(What the task requires) Filter the entries and keep only the lines where the string "this" appears.

(Available records)
------------------------

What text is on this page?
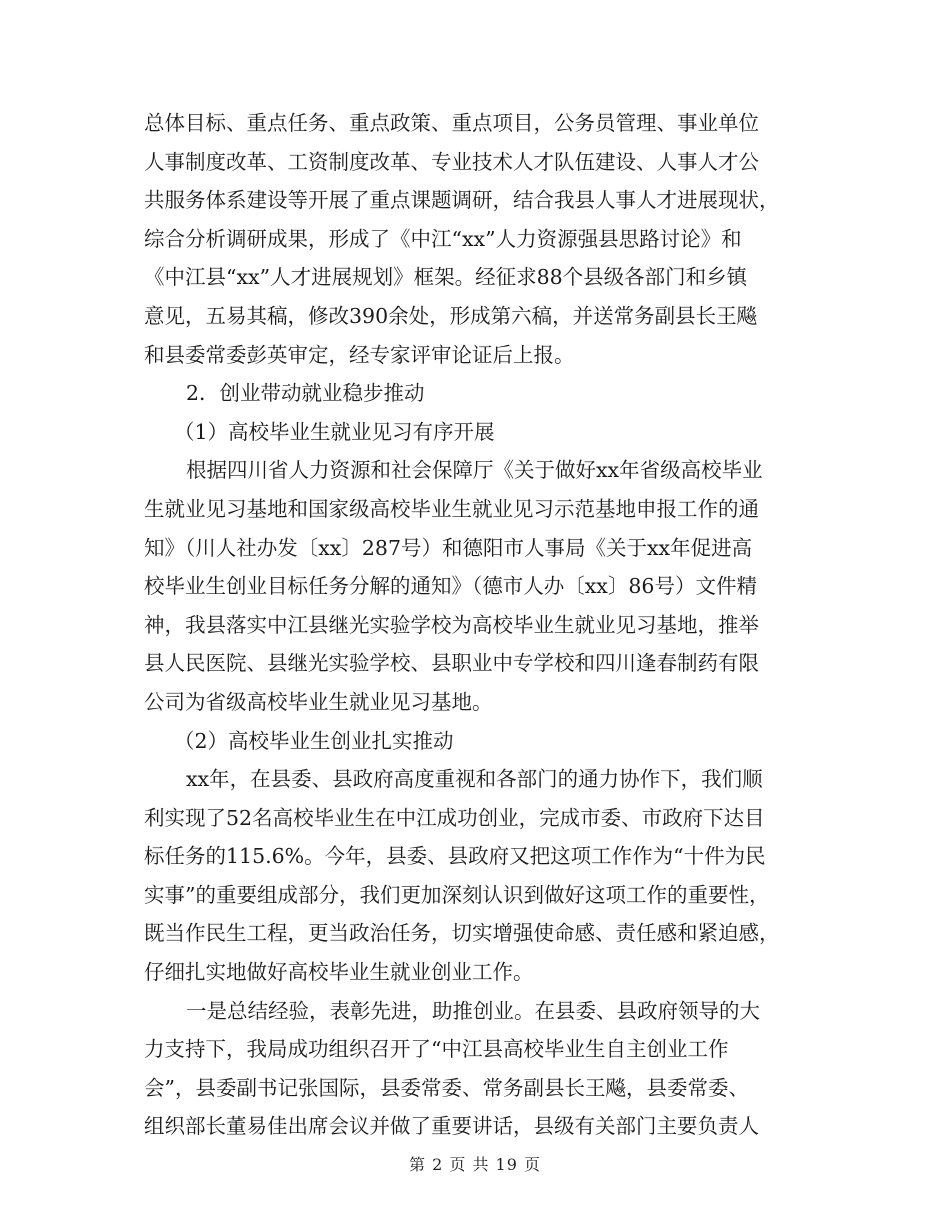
总体目标、重点任务、重点政策、重点项目，公务员管理、事业单位
人事制度改革、工资制度改革、专业技术人才队伍建设、人事人才公
共服务体系建设等开展了重点课题调研，结合我县人事人才进展现状，
综合分析调研成果，形成了《中江“xx”人力资源强县思路讨论》和
《中江县“xx”人才进展规划》框架。经征求88个县级各部门和乡镇
意见，五易其稿，修改390余处，形成第六稿，并送常务副县长王飚
和县委常委彭英审定，经专家评审论证后上报。
2．创业带动就业稳步推动
（1）高校毕业生就业见习有序开展
根据四川省人力资源和社会保障厅《关于做好xx年省级高校毕业
生就业见习基地和国家级高校毕业生就业见习示范基地申报工作的通
知》（川人社办发〔xx〕287号）和德阳市人事局《关于xx年促进高
校毕业生创业目标任务分解的通知》（德市人办〔xx〕86号）文件精
神，我县落实中江县继光实验学校为高校毕业生就业见习基地，推举
县人民医院、县继光实验学校、县职业中专学校和四川逢春制药有限
公司为省级高校毕业生就业见习基地。
（2）高校毕业生创业扎实推动
xx年，在县委、县政府高度重视和各部门的通力协作下，我们顺
利实现了52名高校毕业生在中江成功创业，完成市委、市政府下达目
标任务的115.6%。今年，县委、县政府又把这项工作作为“十件为民
实事”的重要组成部分，我们更加深刻认识到做好这项工作的重要性，
既当作民生工程，更当政治任务，切实增强使命感、责任感和紧迫感，
仔细扎实地做好高校毕业生就业创业工作。
一是总结经验，表彰先进，助推创业。在县委、县政府领导的大
力支持下，我局成功组织召开了“中江县高校毕业生自主创业工作
会”，县委副书记张国际，县委常委、常务副县长王飚，县委常委、
组织部长董易佳出席会议并做了重要讲话，县级有关部门主要负责人
第 2 页 共 19 页
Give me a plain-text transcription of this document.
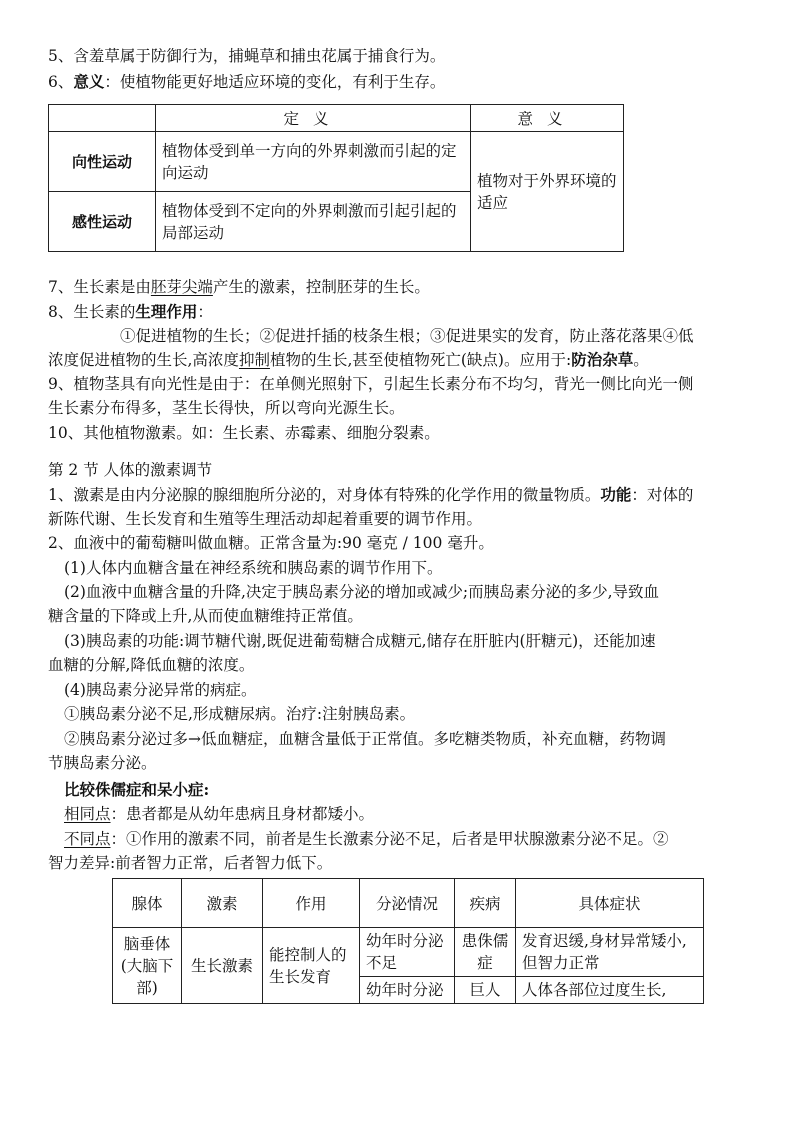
5、含羞草属于防御行为，捕蝇草和捕虫花属于捕食行为。
6、意义：使植物能更好地适应环境的变化，有利于生存。
	定义	意义
向性运动	植物体受到单一方向的外界刺激而引起的定向运动	植物对于外界环境的适应
感性运动	植物体受到不定向的外界刺激而引起引起的局部运动	
7、生长素是由胚芽尖端产生的激素，控制胚芽的生长。
8、生长素的生理作用：
①促进植物的生长；②促进扦插的枝条生根；③促进果实的发育，防止落花落果④低
浓度促进植物的生长,高浓度抑制植物的生长,甚至使植物死亡(缺点)。应用于:防治杂草。
9、植物茎具有向光性是由于：在单侧光照射下，引起生长素分布不均匀，背光一侧比向光一侧
生长素分布得多，茎生长得快，所以弯向光源生长。
10、其他植物激素。如：生长素、赤霉素、细胞分裂素。
第 2 节 人体的激素调节
1、激素是由内分泌腺的腺细胞所分泌的，对身体有特殊的化学作用的微量物质。功能：对体的
新陈代谢、生长发育和生殖等生理活动却起着重要的调节作用。
2、血液中的葡萄糖叫做血糖。正常含量为:90 毫克 / 100 毫升。
(1)人体内血糖含量在神经系统和胰岛素的调节作用下。
(2)血液中血糖含量的升降,决定于胰岛素分泌的增加或减少;而胰岛素分泌的多少,导致血
糖含量的下降或上升,从而使血糖维持正常值。
(3)胰岛素的功能:调节糖代谢,既促进葡萄糖合成糖元,储存在肝脏内(肝糖元)，还能加速
血糖的分解,降低血糖的浓度。
(4)胰岛素分泌异常的病症。
①胰岛素分泌不足,形成糖尿病。治疗:注射胰岛素。
②胰岛素分泌过多→低血糖症，血糖含量低于正常值。多吃糖类物质，补充血糖，药物调
节胰岛素分泌。
比较侏儒症和呆小症:
相同点：患者都是从幼年患病且身材都矮小。
不同点：①作用的激素不同，前者是生长激素分泌不足，后者是甲状腺激素分泌不足。②
智力差异:前者智力正常，后者智力低下。
腺体	激素	作用	分泌情况	疾病	具体症状
脑垂体(大脑下部)	生长激素	能控制人的生长发育	幼年时分泌不足	患侏儒症	发育迟缓,身材异常矮小,但智力正常
			幼年时分泌	巨人	人体各部位过度生长,
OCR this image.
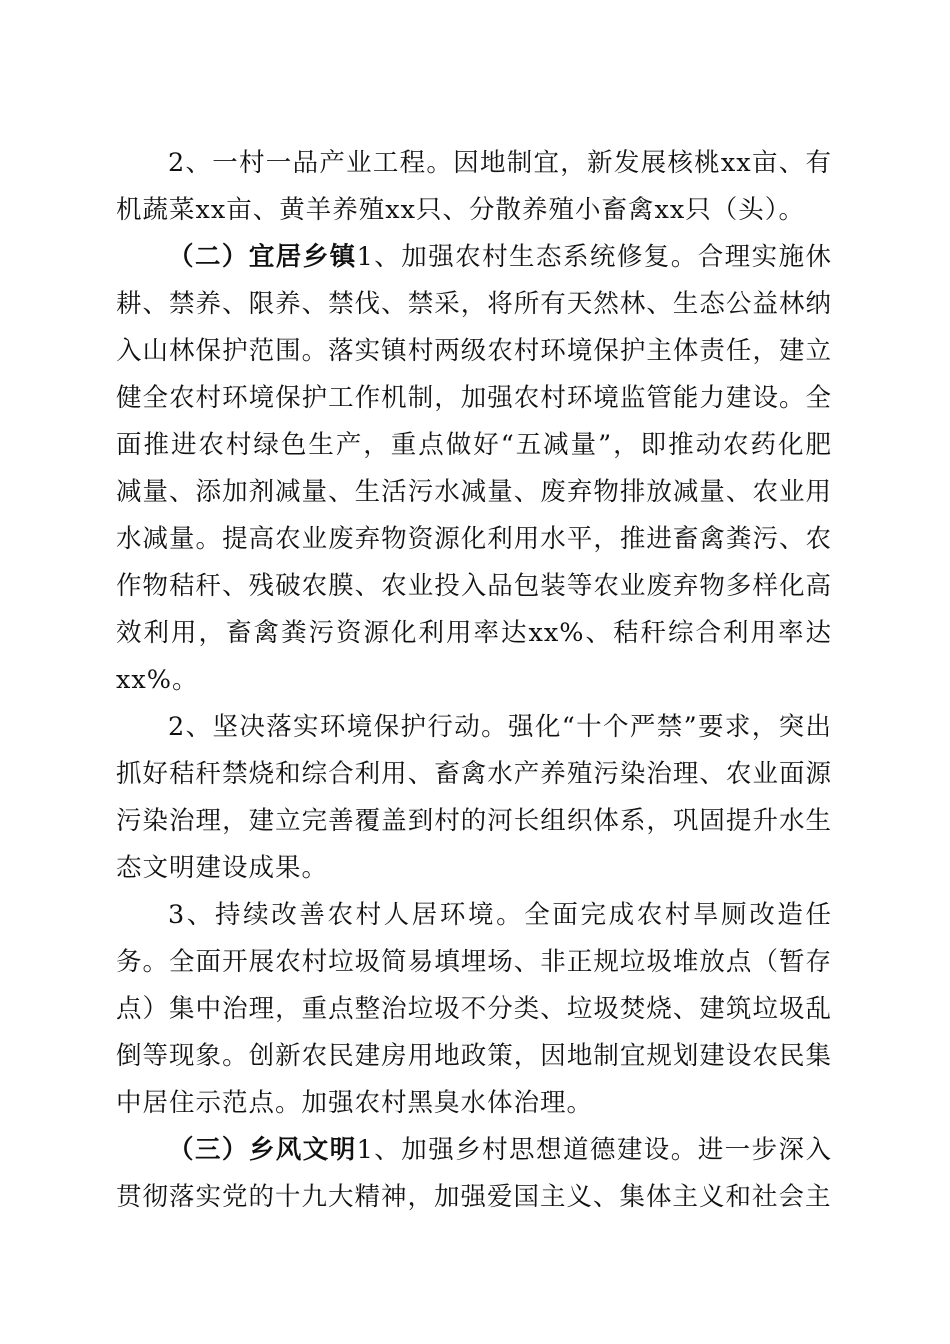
2、一村一品产业工程。因地制宜，新发展核桃xx亩、有机蔬菜xx亩、黄羊养殖xx只、分散养殖小畜禽xx只（头）。

（二）宜居乡镇1、加强农村生态系统修复。合理实施休耕、禁养、限养、禁伐、禁采，将所有天然林、生态公益林纳入山林保护范围。落实镇村两级农村环境保护主体责任，建立健全农村环境保护工作机制，加强农村环境监管能力建设。全面推进农村绿色生产，重点做好“五减量”，即推动农药化肥减量、添加剂减量、生活污水减量、废弃物排放减量、农业用水减量。提高农业废弃物资源化利用水平，推进畜禽粪污、农作物秸秆、残破农膜、农业投入品包装等农业废弃物多样化高效利用，畜禽粪污资源化利用率达xx%、秸秆综合利用率达xx%。

2、坚决落实环境保护行动。强化“十个严禁”要求，突出抓好秸秆禁烧和综合利用、畜禽水产养殖污染治理、农业面源污染治理，建立完善覆盖到村的河长组织体系，巩固提升水生态文明建设成果。

3、持续改善农村人居环境。全面完成农村旱厕改造任务。全面开展农村垃圾简易填埋场、非正规垃圾堆放点（暂存点）集中治理，重点整治垃圾不分类、垃圾焚烧、建筑垃圾乱倒等现象。创新农民建房用地政策，因地制宜规划建设农民集中居住示范点。加强农村黑臭水体治理。

（三）乡风文明1、加强乡村思想道德建设。进一步深入贯彻落实党的十九大精神，加强爱国主义、集体主义和社会主
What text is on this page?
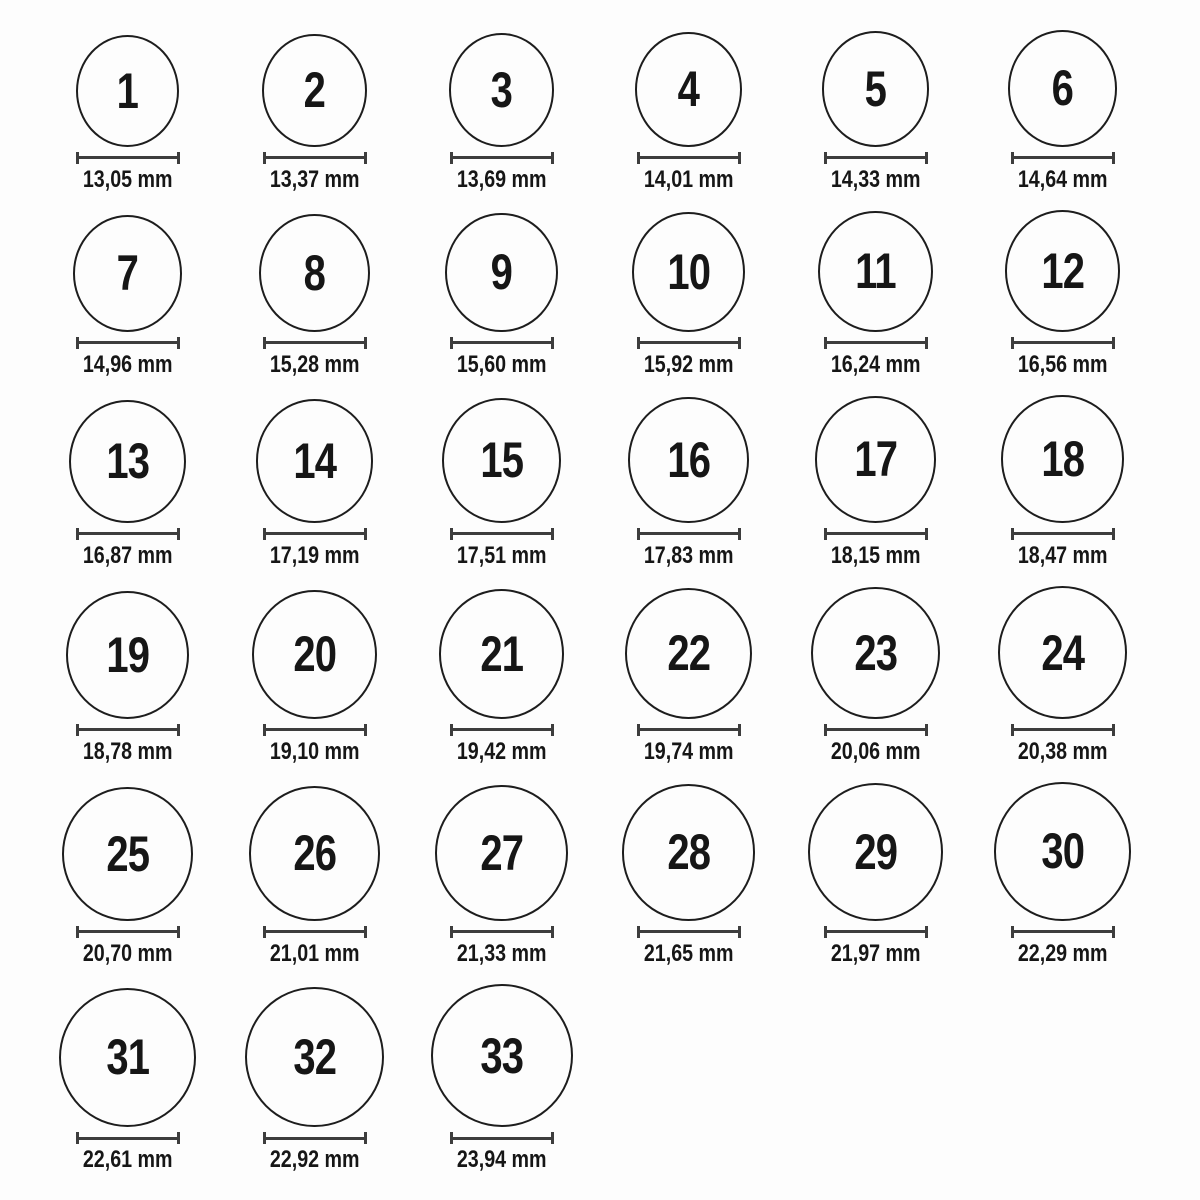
1
13,05 mm
2
13,37 mm
3
13,69 mm
4
14,01 mm
5
14,33 mm
6
14,64 mm
7
14,96 mm
8
15,28 mm
9
15,60 mm
10
15,92 mm
11
16,24 mm
12
16,56 mm
13
16,87 mm
14
17,19 mm
15
17,51 mm
16
17,83 mm
17
18,15 mm
18
18,47 mm
19
18,78 mm
20
19,10 mm
21
19,42 mm
22
19,74 mm
23
20,06 mm
24
20,38 mm
25
20,70 mm
26
21,01 mm
27
21,33 mm
28
21,65 mm
29
21,97 mm
30
22,29 mm
31
22,61 mm
32
22,92 mm
33
23,94 mm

------------------------

(Written solution)
What text is on this page?
Give me a plain-text transcription of this document.
OCR this image.
What text is on this page?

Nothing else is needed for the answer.